(Records from a collection)
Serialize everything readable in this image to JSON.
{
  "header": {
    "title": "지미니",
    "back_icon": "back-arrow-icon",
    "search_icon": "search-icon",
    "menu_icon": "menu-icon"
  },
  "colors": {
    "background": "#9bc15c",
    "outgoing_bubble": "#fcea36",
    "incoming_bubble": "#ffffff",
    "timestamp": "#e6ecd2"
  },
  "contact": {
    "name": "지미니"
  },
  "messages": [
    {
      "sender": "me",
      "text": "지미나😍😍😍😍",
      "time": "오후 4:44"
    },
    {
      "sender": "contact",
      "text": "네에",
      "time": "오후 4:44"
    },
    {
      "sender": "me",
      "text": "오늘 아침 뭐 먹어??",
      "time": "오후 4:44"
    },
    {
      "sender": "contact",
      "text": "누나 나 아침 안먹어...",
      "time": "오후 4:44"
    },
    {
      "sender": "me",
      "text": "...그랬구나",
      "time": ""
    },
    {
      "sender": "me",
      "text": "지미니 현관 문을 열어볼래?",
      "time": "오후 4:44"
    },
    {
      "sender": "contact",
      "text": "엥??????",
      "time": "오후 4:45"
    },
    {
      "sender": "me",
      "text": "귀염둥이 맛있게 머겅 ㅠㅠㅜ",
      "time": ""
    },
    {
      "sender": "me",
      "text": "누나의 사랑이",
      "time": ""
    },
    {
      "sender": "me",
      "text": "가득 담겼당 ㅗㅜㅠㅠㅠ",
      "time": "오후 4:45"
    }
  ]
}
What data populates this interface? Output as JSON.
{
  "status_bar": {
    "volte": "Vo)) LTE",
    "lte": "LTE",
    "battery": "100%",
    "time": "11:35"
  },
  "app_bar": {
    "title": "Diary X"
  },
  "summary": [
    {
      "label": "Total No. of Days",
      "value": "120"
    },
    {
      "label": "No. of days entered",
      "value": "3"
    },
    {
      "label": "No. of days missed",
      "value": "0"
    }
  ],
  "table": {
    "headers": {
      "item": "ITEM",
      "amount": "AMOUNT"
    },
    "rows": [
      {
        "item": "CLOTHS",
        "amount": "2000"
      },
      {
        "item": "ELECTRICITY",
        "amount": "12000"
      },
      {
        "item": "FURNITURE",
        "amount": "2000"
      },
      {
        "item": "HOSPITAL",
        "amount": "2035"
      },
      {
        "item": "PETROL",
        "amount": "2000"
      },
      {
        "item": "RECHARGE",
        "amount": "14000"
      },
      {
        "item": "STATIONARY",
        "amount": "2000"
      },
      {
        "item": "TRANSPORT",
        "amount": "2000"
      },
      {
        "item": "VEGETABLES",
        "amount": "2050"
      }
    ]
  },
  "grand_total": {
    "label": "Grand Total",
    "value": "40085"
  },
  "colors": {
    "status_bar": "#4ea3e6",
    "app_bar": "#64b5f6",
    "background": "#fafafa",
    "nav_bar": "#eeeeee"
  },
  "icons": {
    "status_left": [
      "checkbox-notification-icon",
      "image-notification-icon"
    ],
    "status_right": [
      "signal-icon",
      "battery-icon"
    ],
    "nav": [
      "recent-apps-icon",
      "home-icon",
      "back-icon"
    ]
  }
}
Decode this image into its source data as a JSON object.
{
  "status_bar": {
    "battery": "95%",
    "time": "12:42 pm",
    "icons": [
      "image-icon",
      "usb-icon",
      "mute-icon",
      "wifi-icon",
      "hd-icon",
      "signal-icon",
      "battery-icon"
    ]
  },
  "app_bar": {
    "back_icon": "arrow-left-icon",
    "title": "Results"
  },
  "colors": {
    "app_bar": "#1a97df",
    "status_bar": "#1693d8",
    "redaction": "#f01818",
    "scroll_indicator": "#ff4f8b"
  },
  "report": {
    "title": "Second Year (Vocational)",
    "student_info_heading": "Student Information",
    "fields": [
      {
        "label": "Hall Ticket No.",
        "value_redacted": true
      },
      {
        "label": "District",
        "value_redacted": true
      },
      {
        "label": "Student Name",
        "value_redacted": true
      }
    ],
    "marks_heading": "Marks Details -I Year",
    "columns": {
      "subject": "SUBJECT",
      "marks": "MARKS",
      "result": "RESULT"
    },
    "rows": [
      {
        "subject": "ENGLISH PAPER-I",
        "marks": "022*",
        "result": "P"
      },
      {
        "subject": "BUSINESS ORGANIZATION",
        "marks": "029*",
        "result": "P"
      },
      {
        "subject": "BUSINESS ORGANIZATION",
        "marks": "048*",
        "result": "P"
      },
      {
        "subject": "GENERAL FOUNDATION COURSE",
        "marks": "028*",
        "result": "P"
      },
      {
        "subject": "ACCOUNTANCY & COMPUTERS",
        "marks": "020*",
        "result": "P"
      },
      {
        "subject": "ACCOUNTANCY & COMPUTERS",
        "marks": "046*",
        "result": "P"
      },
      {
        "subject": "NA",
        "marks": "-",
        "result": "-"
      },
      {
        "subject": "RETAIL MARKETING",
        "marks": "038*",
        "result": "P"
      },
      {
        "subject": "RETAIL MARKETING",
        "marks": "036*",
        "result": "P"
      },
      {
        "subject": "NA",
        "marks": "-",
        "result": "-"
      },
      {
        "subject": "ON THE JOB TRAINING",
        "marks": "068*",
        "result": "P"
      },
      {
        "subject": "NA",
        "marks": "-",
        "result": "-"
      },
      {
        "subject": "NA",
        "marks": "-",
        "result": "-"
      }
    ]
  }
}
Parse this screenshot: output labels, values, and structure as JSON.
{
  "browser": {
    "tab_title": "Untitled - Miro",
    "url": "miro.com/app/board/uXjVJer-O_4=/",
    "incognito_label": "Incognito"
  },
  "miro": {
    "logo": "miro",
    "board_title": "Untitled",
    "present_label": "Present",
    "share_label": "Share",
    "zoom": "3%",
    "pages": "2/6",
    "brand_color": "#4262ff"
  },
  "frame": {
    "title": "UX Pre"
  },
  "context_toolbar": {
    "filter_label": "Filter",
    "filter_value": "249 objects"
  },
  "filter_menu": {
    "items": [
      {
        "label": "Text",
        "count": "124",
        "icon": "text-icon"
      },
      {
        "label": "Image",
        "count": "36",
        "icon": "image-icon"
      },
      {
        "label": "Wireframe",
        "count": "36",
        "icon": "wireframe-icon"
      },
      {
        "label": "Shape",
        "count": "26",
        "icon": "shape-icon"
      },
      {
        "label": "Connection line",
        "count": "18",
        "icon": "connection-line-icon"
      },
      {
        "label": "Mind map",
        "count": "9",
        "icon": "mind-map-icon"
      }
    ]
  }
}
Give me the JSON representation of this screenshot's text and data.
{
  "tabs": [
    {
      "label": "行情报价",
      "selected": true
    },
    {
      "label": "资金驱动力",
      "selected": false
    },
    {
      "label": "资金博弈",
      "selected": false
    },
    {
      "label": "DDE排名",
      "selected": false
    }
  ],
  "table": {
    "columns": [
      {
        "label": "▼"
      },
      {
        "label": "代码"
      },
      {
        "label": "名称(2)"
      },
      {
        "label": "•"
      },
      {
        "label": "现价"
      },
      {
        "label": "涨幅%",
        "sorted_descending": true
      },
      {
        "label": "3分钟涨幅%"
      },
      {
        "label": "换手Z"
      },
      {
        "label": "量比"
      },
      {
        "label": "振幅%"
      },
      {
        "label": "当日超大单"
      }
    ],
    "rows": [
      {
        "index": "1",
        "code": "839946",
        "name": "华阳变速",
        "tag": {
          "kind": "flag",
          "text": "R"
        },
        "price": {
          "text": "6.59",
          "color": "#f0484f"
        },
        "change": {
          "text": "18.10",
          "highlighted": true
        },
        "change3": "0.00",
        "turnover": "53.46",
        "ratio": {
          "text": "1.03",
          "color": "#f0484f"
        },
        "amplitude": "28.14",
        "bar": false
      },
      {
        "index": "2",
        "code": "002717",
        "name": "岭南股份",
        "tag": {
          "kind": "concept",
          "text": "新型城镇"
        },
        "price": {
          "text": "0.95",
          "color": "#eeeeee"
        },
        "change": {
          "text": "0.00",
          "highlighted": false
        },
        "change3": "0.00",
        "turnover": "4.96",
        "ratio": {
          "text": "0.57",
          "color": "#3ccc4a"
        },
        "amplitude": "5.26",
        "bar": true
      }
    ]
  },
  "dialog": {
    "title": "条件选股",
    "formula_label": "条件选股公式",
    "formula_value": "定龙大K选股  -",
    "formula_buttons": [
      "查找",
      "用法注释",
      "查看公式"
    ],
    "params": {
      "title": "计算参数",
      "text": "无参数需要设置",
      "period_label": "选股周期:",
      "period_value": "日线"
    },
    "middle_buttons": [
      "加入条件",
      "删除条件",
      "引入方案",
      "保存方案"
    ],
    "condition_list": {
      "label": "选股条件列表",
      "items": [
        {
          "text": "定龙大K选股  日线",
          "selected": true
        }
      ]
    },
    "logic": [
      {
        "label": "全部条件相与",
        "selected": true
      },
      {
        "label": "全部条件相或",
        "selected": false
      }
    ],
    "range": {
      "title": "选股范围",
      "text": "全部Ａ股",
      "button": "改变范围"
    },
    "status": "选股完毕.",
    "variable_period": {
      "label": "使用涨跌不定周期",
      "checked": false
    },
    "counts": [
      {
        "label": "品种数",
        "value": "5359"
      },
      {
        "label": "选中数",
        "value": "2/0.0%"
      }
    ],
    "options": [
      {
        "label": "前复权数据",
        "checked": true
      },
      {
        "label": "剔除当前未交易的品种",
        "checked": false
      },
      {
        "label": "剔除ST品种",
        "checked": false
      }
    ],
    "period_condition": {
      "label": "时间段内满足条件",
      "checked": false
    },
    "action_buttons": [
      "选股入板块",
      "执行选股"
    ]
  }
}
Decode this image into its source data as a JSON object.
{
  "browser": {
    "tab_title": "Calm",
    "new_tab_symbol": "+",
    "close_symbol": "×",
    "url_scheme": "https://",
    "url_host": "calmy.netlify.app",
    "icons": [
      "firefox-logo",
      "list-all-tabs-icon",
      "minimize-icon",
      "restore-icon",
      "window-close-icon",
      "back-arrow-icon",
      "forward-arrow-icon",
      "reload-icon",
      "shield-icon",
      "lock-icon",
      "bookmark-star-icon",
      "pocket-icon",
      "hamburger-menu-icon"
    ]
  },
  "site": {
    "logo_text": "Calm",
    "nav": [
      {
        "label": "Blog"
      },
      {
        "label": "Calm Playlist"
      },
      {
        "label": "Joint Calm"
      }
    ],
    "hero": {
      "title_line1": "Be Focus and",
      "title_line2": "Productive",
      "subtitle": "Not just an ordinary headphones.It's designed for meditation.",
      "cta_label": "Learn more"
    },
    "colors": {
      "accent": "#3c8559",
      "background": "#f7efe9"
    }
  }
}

# SET PROBLEM:
Using the listing above, return all lines where the word "data" occurs.

# RESPONSE:
What data populates this interface? Output as JSON.
Decode this image into its source data as a JSON object.
Give me the JSON representation of this screenshot's text and data.
Decode this image into its source data as a JSON object.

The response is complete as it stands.